Dataset listings of figures
_____
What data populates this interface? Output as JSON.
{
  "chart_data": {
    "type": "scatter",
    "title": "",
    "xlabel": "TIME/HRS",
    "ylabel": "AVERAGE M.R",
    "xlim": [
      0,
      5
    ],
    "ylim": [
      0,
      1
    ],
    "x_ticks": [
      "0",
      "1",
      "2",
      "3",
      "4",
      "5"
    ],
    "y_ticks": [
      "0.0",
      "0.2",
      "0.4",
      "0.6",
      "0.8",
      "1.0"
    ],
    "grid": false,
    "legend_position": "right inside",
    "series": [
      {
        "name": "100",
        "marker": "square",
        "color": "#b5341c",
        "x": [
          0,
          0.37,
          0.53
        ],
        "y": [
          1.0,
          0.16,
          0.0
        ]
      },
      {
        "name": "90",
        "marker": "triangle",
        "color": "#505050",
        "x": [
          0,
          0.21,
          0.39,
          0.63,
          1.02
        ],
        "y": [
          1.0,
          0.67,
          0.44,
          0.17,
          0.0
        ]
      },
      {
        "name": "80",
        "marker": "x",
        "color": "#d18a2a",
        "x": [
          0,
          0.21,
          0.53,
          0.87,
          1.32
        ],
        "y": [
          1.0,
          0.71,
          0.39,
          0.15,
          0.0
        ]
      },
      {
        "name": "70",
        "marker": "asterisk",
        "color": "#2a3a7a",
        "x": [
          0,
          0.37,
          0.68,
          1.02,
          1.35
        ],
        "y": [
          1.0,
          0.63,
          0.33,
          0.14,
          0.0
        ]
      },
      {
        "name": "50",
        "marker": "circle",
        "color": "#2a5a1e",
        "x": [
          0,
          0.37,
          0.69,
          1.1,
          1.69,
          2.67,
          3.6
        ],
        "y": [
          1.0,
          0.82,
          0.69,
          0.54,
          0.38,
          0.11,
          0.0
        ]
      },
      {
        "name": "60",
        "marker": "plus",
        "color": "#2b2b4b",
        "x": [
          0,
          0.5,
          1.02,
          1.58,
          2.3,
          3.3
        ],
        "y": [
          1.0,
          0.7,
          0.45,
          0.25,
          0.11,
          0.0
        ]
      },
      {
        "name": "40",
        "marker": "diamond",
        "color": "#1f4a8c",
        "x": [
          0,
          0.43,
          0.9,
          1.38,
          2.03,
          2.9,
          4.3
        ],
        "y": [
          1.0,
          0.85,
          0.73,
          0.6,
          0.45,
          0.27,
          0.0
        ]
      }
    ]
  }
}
_____
EXERCISE
Copy out each line exactly as written.

RESULT OF THIS EXERCISE
What data populates this interface? Output as JSON.
{
  "chart_data": {
    "type": "scatter",
    "title": "",
    "xlabel": "TIME/HRS",
    "ylabel": "AVERAGE M.R",
    "xlim": [
      0,
      5
    ],
    "ylim": [
      0,
      1
    ],
    "x_ticks": [
      "0",
      "1",
      "2",
      "3",
      "4",
      "5"
    ],
    "y_ticks": [
      "0.0",
      "0.2",
      "0.4",
      "0.6",
      "0.8",
      "1.0"
    ],
    "grid": false,
    "legend_position": "right inside",
    "series": [
      {
        "name": "100",
        "marker": "square",
        "color": "#b5341c",
        "x": [
          0,
          0.37,
          0.53
        ],
        "y": [
          1.0,
          0.16,
          0.0
        ]
      },
      {
        "name": "90",
        "marker": "triangle",
        "color": "#505050",
        "x": [
          0,
          0.21,
          0.39,
          0.63,
          1.02
        ],
        "y": [
          1.0,
          0.67,
          0.44,
          0.17,
          0.0
        ]
      },
      {
        "name": "80",
        "marker": "x",
        "color": "#d18a2a",
        "x": [
          0,
          0.21,
          0.53,
          0.87,
          1.32
        ],
        "y": [
          1.0,
          0.71,
          0.39,
          0.15,
          0.0
        ]
      },
      {
        "name": "70",
        "marker": "asterisk",
        "color": "#2a3a7a",
        "x": [
          0,
          0.37,
          0.68,
          1.02,
          1.35
        ],
        "y": [
          1.0,
          0.63,
          0.33,
          0.14,
          0.0
        ]
      },
      {
        "name": "50",
        "marker": "circle",
        "color": "#2a5a1e",
        "x": [
          0,
          0.37,
          0.69,
          1.1,
          1.69,
          2.67,
          3.6
        ],
        "y": [
          1.0,
          0.82,
          0.69,
          0.54,
          0.38,
          0.11,
          0.0
        ]
      },
      {
        "name": "60",
        "marker": "plus",
        "color": "#2b2b4b",
        "x": [
          0,
          0.5,
          1.02,
          1.58,
          2.3,
          3.3
        ],
        "y": [
          1.0,
          0.7,
          0.45,
          0.25,
          0.11,
          0.0
        ]
      },
      {
        "name": "40",
        "marker": "diamond",
        "color": "#1f4a8c",
        "x": [
          0,
          0.43,
          0.9,
          1.38,
          2.03,
          2.9,
          4.3
        ],
        "y": [
          1.0,
          0.85,
          0.73,
          0.6,
          0.45,
          0.27,
          0.0
        ]
      }
    ]
  }
}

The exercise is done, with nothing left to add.